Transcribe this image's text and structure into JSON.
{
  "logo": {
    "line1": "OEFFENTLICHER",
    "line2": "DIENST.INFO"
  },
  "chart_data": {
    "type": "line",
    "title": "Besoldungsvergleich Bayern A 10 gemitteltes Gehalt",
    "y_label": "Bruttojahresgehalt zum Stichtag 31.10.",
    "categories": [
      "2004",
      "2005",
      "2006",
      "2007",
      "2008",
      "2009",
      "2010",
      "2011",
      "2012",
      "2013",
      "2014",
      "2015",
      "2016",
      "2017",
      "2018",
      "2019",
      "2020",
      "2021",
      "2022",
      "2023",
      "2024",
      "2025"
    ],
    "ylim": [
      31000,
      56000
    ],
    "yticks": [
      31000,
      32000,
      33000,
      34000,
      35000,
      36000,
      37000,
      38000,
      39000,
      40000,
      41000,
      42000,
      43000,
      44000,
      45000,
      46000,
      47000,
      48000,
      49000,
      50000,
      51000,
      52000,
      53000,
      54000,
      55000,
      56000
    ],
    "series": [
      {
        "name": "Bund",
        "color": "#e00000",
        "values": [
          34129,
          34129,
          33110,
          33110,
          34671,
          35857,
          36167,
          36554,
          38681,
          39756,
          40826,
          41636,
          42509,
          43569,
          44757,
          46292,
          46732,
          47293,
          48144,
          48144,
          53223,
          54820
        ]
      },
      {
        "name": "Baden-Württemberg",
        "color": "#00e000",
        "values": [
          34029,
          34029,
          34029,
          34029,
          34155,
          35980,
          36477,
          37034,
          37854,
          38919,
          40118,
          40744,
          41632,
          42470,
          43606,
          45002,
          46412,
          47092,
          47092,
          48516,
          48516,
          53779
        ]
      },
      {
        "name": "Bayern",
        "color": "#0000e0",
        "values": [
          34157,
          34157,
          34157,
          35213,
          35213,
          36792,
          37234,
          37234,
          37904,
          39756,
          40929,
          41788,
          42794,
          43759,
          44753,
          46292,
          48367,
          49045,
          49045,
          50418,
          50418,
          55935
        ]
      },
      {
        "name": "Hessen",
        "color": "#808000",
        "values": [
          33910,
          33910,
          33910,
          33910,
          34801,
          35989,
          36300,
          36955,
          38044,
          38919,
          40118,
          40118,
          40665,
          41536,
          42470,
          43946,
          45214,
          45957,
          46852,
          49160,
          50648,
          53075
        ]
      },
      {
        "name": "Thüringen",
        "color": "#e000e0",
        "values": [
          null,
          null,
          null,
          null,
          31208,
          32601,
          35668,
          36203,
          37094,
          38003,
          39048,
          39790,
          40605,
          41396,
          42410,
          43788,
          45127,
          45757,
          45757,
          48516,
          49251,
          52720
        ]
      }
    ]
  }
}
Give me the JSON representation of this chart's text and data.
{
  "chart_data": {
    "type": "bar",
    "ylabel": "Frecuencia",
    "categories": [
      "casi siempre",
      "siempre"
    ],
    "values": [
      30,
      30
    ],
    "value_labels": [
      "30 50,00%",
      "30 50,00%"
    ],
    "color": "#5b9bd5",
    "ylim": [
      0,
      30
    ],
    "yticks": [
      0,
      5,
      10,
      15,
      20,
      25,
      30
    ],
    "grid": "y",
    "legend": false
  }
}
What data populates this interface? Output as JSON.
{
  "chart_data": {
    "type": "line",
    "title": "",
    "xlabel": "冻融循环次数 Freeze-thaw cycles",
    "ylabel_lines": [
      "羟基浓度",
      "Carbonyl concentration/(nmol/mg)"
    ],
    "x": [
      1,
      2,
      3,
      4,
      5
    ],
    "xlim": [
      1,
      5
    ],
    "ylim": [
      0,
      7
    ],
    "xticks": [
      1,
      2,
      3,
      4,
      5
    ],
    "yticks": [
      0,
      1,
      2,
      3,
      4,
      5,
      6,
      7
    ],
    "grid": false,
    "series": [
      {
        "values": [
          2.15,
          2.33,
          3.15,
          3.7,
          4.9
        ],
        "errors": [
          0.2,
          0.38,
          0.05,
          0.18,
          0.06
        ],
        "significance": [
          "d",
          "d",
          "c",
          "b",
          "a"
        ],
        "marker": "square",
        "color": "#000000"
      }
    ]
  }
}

_ _ _

Identify every line holding the word "color" and copy it out.

- Solution to the problem:
        "color": "#e00000",
        "color": "#00e000",
        "color": "#0000e0",
        "color": "#808000",
        "color": "#e000e0",
    "color": "#5b9bd5",
        "color": "#000000"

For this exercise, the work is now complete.